+++ ENTRIES

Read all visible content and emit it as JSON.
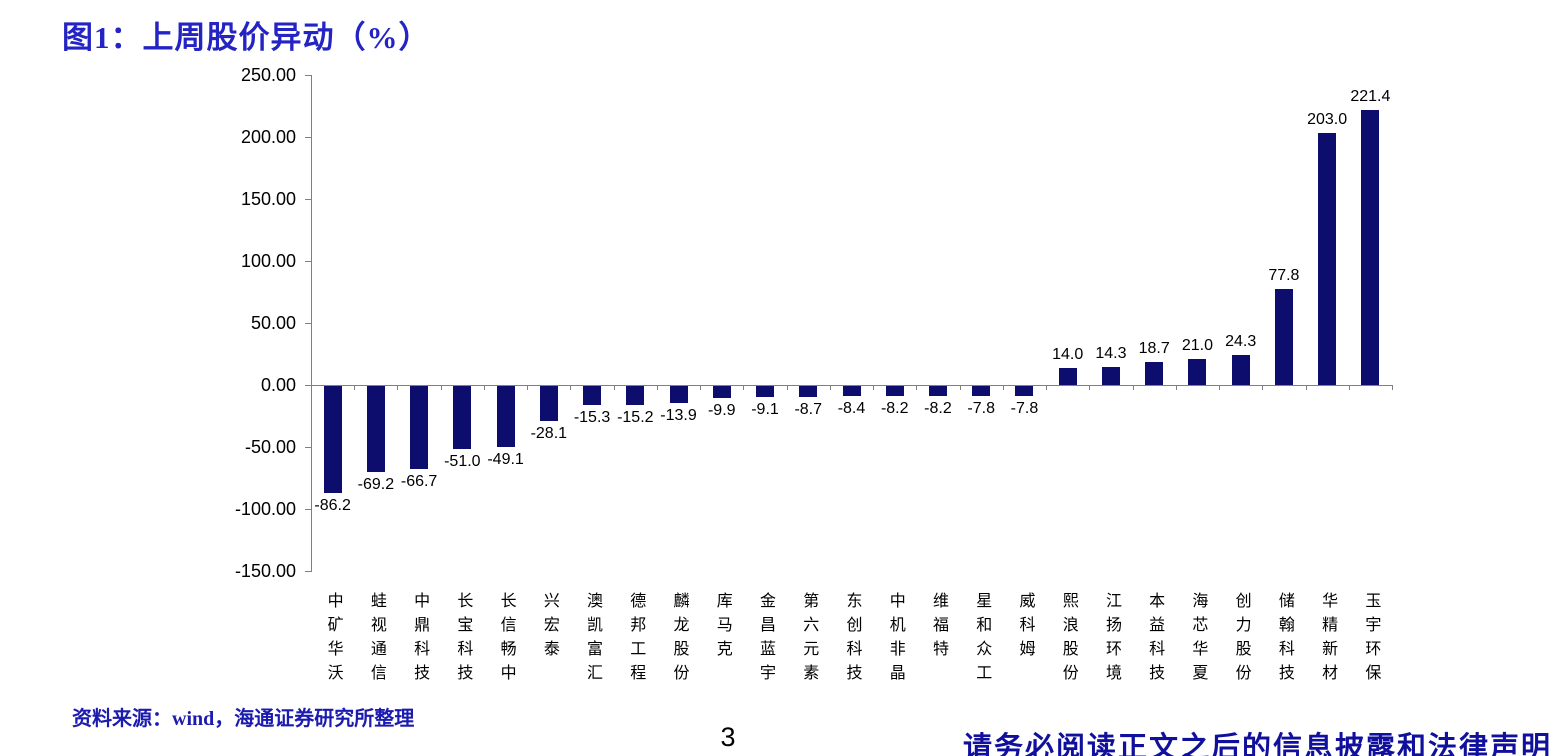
{
  "title": "图1：上周股价异动（%）",
  "footer": {
    "source_note": "资料来源：wind，海通证券研究所整理",
    "page_number": "3",
    "disclaimer": "请务必阅读正文之后的信息披露和法律声明"
  },
  "colors": {
    "bar": "#0d0d6d",
    "title_text": "#2424c4",
    "source_text": "#1b1bb0",
    "disclaimer_text": "#10109c",
    "axis": "#808080",
    "tick_label_text": "#000000"
  },
  "chart_data": {
    "type": "bar",
    "title": "上周股价异动（%）",
    "categories": [
      "中矿华沃",
      "蛙视通信",
      "中鼎科技",
      "长宝科技",
      "长信畅中",
      "兴宏泰",
      "澳凯富汇",
      "德邦工程",
      "麟龙股份",
      "库马克",
      "金昌蓝宇",
      "第六元素",
      "东创科技",
      "中机非晶",
      "维福特",
      "星和众工",
      "威科姆",
      "熙浪股份",
      "江扬环境",
      "本益科技",
      "海芯华夏",
      "创力股份",
      "储翰科技",
      "华精新材",
      "玉宇环保"
    ],
    "values": [
      -86.2,
      -69.2,
      -66.7,
      -51.0,
      -49.1,
      -28.1,
      -15.3,
      -15.2,
      -13.9,
      -9.9,
      -9.1,
      -8.7,
      -8.4,
      -8.2,
      -8.2,
      -7.8,
      -7.8,
      14.0,
      14.3,
      18.7,
      21.0,
      24.3,
      77.8,
      203.0,
      221.4
    ],
    "value_labels": [
      "-86.2",
      "-69.2",
      "-66.7",
      "-51.0",
      "-49.1",
      "-28.1",
      "-15.3",
      "-15.2",
      "-13.9",
      "-9.9",
      "-9.1",
      "-8.7",
      "-8.4",
      "-8.2",
      "-8.2",
      "-7.8",
      "-7.8",
      "14.0",
      "14.3",
      "18.7",
      "21.0",
      "24.3",
      "77.8",
      "203.0",
      "221.4"
    ],
    "y_tick_labels": [
      "250.00",
      "200.00",
      "150.00",
      "100.00",
      "50.00",
      "0.00",
      "-50.00",
      "-100.00",
      "-150.00"
    ],
    "ylim": [
      -150,
      250
    ],
    "y_tick_step": 50,
    "grid": false,
    "legend_position": "none",
    "bar_color": "#0d0d6d",
    "xlabel": "",
    "ylabel": ""
  }
}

++++++

GOAL OF THE EXERCISE - Write out each entry exactly as given, omitting any picture.

OUTPUT OF THE TASK -
Read all visible content and emit it as JSON.
{
  "title": "图1：上周股价异动（%）",
  "footer": {
    "source_note": "资料来源：wind，海通证券研究所整理",
    "page_number": "3",
    "disclaimer": "请务必阅读正文之后的信息披露和法律声明"
  },
  "colors": {
    "bar": "#0d0d6d",
    "title_text": "#2424c4",
    "source_text": "#1b1bb0",
    "disclaimer_text": "#10109c",
    "axis": "#808080",
    "tick_label_text": "#000000"
  },
  "chart_data": {
    "type": "bar",
    "title": "上周股价异动（%）",
    "categories": [
      "中矿华沃",
      "蛙视通信",
      "中鼎科技",
      "长宝科技",
      "长信畅中",
      "兴宏泰",
      "澳凯富汇",
      "德邦工程",
      "麟龙股份",
      "库马克",
      "金昌蓝宇",
      "第六元素",
      "东创科技",
      "中机非晶",
      "维福特",
      "星和众工",
      "威科姆",
      "熙浪股份",
      "江扬环境",
      "本益科技",
      "海芯华夏",
      "创力股份",
      "储翰科技",
      "华精新材",
      "玉宇环保"
    ],
    "values": [
      -86.2,
      -69.2,
      -66.7,
      -51.0,
      -49.1,
      -28.1,
      -15.3,
      -15.2,
      -13.9,
      -9.9,
      -9.1,
      -8.7,
      -8.4,
      -8.2,
      -8.2,
      -7.8,
      -7.8,
      14.0,
      14.3,
      18.7,
      21.0,
      24.3,
      77.8,
      203.0,
      221.4
    ],
    "value_labels": [
      "-86.2",
      "-69.2",
      "-66.7",
      "-51.0",
      "-49.1",
      "-28.1",
      "-15.3",
      "-15.2",
      "-13.9",
      "-9.9",
      "-9.1",
      "-8.7",
      "-8.4",
      "-8.2",
      "-8.2",
      "-7.8",
      "-7.8",
      "14.0",
      "14.3",
      "18.7",
      "21.0",
      "24.3",
      "77.8",
      "203.0",
      "221.4"
    ],
    "y_tick_labels": [
      "250.00",
      "200.00",
      "150.00",
      "100.00",
      "50.00",
      "0.00",
      "-50.00",
      "-100.00",
      "-150.00"
    ],
    "ylim": [
      -150,
      250
    ],
    "y_tick_step": 50,
    "grid": false,
    "legend_position": "none",
    "bar_color": "#0d0d6d",
    "xlabel": "",
    "ylabel": ""
  }
}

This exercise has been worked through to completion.